Data entries:
________________________

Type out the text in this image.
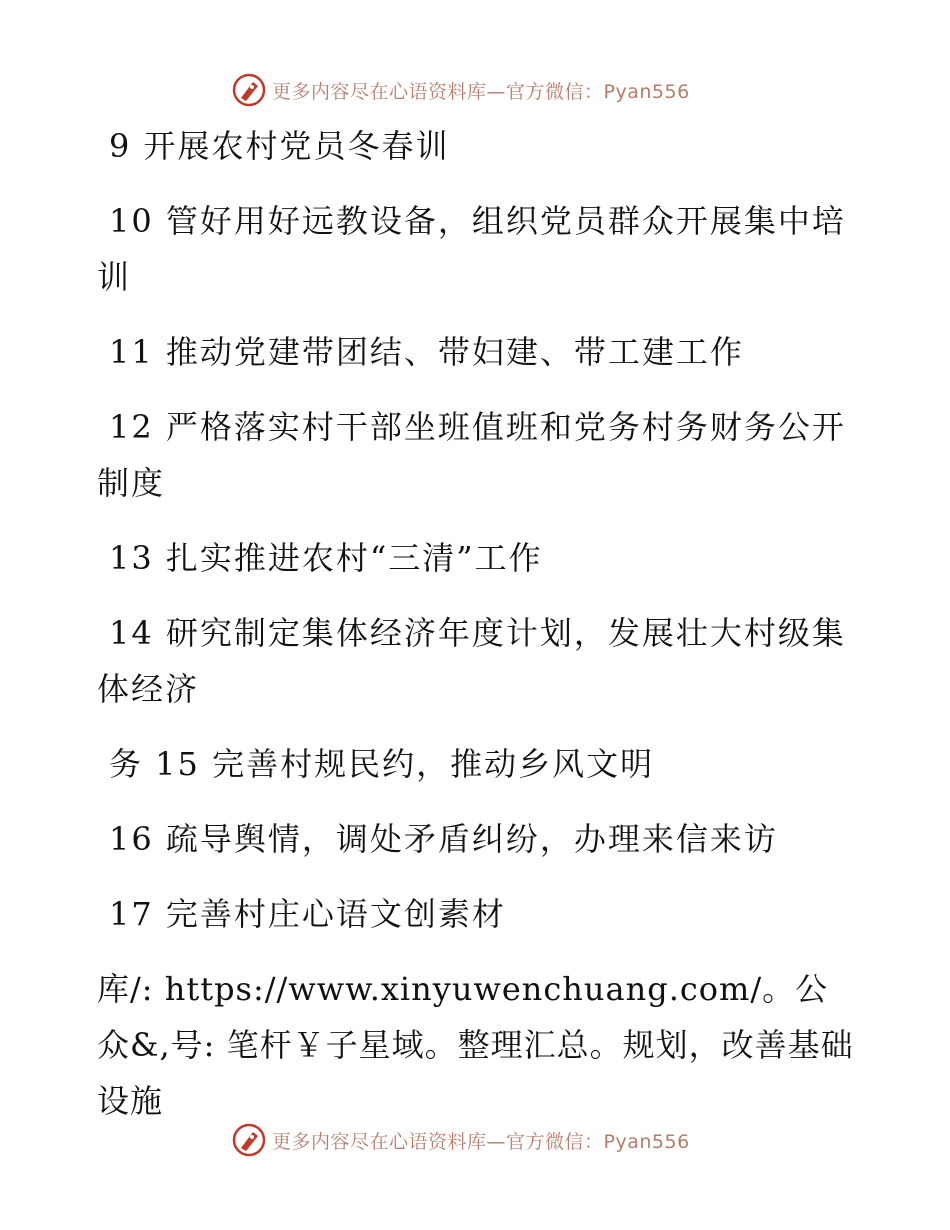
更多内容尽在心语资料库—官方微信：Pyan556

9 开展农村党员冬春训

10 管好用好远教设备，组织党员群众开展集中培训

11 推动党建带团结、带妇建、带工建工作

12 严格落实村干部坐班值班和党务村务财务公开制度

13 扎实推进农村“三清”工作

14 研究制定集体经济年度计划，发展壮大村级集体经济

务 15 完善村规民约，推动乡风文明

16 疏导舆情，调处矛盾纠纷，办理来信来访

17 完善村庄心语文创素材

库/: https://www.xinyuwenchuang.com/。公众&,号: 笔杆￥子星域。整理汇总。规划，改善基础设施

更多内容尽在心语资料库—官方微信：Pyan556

________________________

### WORK REQUIRED
Set down all the data again exactly as above, pictures excluded.

### ANSWER TO THE PROBLEM
Type out the text in this image.
更多内容尽在心语资料库—官方微信：Pyan556

9 开展农村党员冬春训

10 管好用好远教设备，组织党员群众开展集中培训

11 推动党建带团结、带妇建、带工建工作

12 严格落实村干部坐班值班和党务村务财务公开制度

13 扎实推进农村“三清”工作

14 研究制定集体经济年度计划，发展壮大村级集体经济

务 15 完善村规民约，推动乡风文明

16 疏导舆情，调处矛盾纠纷，办理来信来访

17 完善村庄心语文创素材

库/: https://www.xinyuwenchuang.com/。公众&,号: 笔杆￥子星域。整理汇总。规划，改善基础设施

更多内容尽在心语资料库—官方微信：Pyan556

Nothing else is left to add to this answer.